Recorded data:
-- start --

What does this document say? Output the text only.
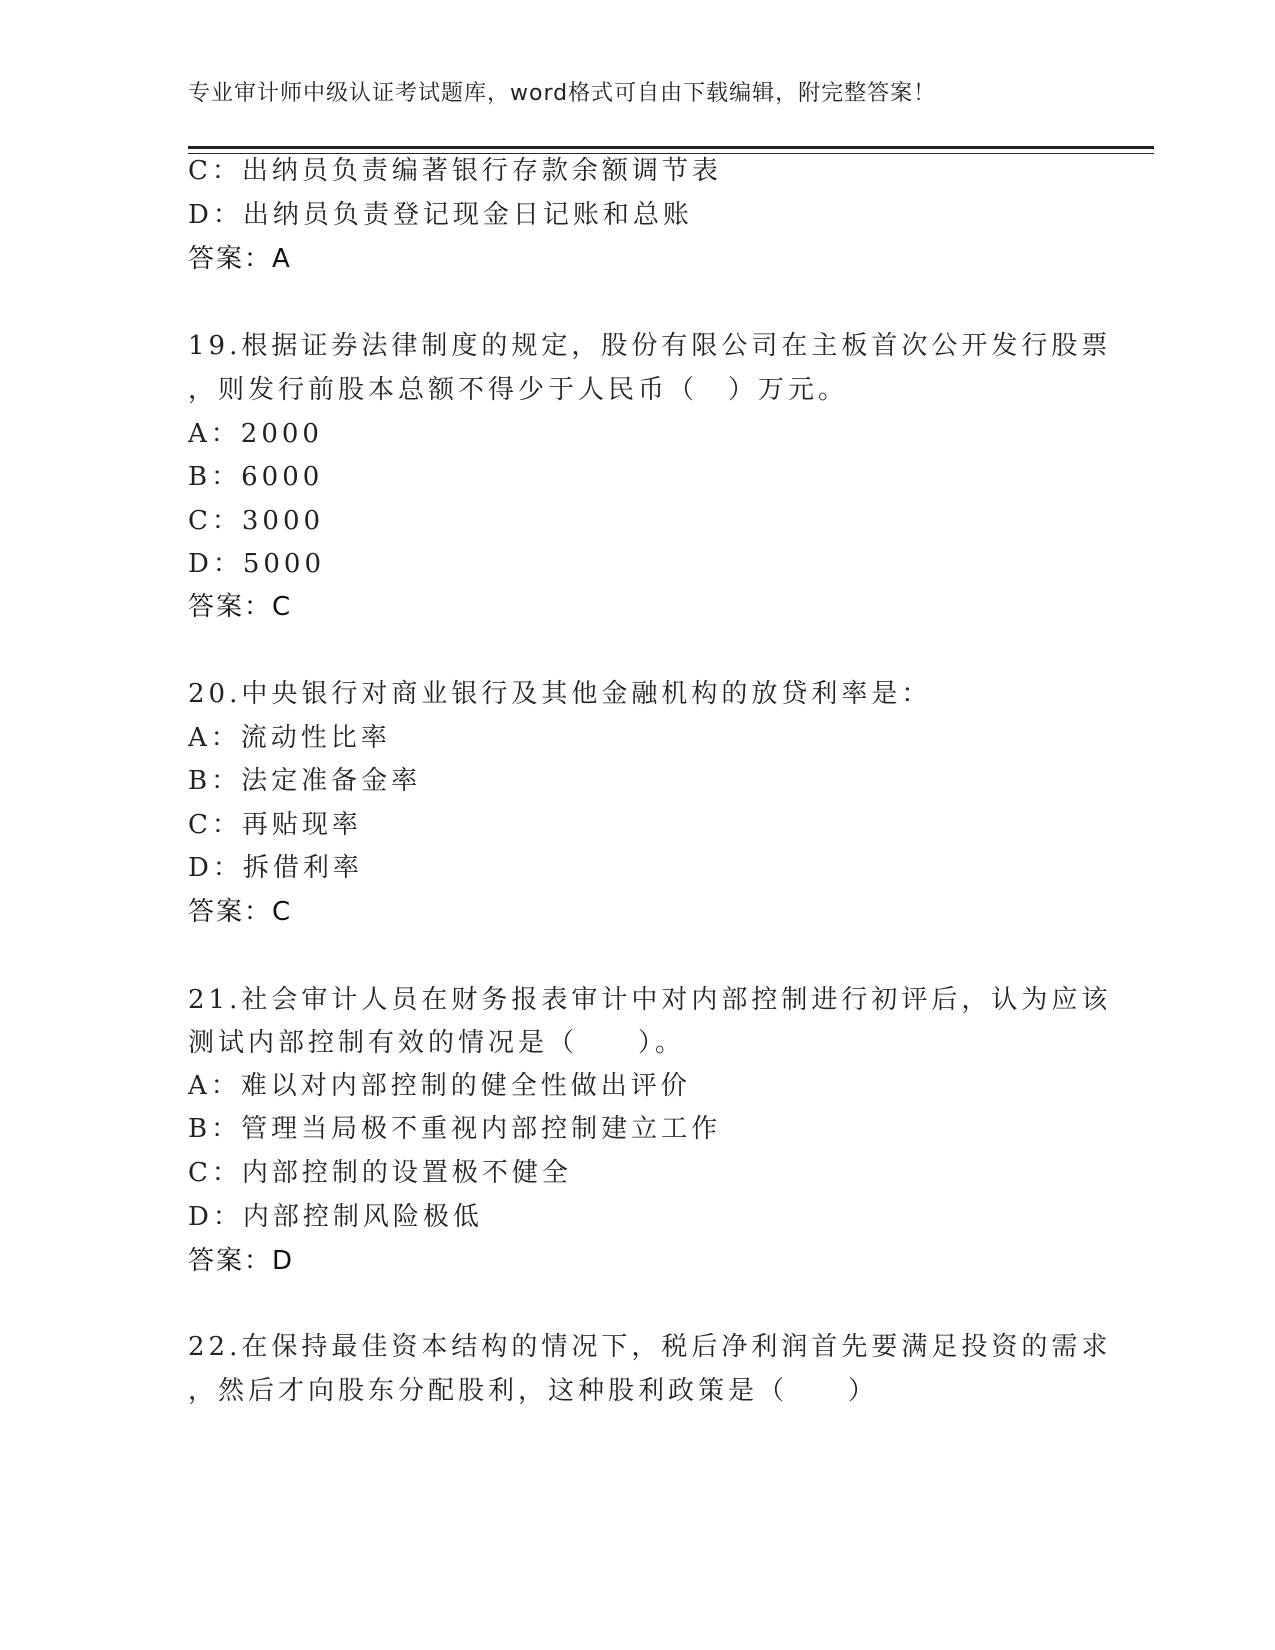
专业审计师中级认证考试题库，word格式可自由下载编辑，附完整答案！
C：出纳员负责编著银行存款余额调节表
D：出纳员负责登记现金日记账和总账
答案：A
19.根据证券法律制度的规定，股份有限公司在主板首次公开发行股票
，则发行前股本总额不得少于人民币（　）万元。
A：2000
B：6000
C：3000
D：5000
答案：C
20.中央银行对商业银行及其他金融机构的放贷利率是：
A：流动性比率
B：法定准备金率
C：再贴现率
D：拆借利率
答案：C
21.社会审计人员在财务报表审计中对内部控制进行初评后，认为应该
测试内部控制有效的情况是（　　）。
A：难以对内部控制的健全性做出评价
B：管理当局极不重视内部控制建立工作
C：内部控制的设置极不健全
D：内部控制风险极低
答案：D
22.在保持最佳资本结构的情况下，税后净利润首先要满足投资的需求
，然后才向股东分配股利，这种股利政策是（　　）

-- end --

Go through the listing above and write it out again exactly, dropping the pictures.

What does this document say? Output the text only.
专业审计师中级认证考试题库，word格式可自由下载编辑，附完整答案！
C：出纳员负责编著银行存款余额调节表
D：出纳员负责登记现金日记账和总账
答案：A
19.根据证券法律制度的规定，股份有限公司在主板首次公开发行股票
，则发行前股本总额不得少于人民币（　）万元。
A：2000
B：6000
C：3000
D：5000
答案：C
20.中央银行对商业银行及其他金融机构的放贷利率是：
A：流动性比率
B：法定准备金率
C：再贴现率
D：拆借利率
答案：C
21.社会审计人员在财务报表审计中对内部控制进行初评后，认为应该
测试内部控制有效的情况是（　　）。
A：难以对内部控制的健全性做出评价
B：管理当局极不重视内部控制建立工作
C：内部控制的设置极不健全
D：内部控制风险极低
答案：D
22.在保持最佳资本结构的情况下，税后净利润首先要满足投资的需求
，然后才向股东分配股利，这种股利政策是（　　）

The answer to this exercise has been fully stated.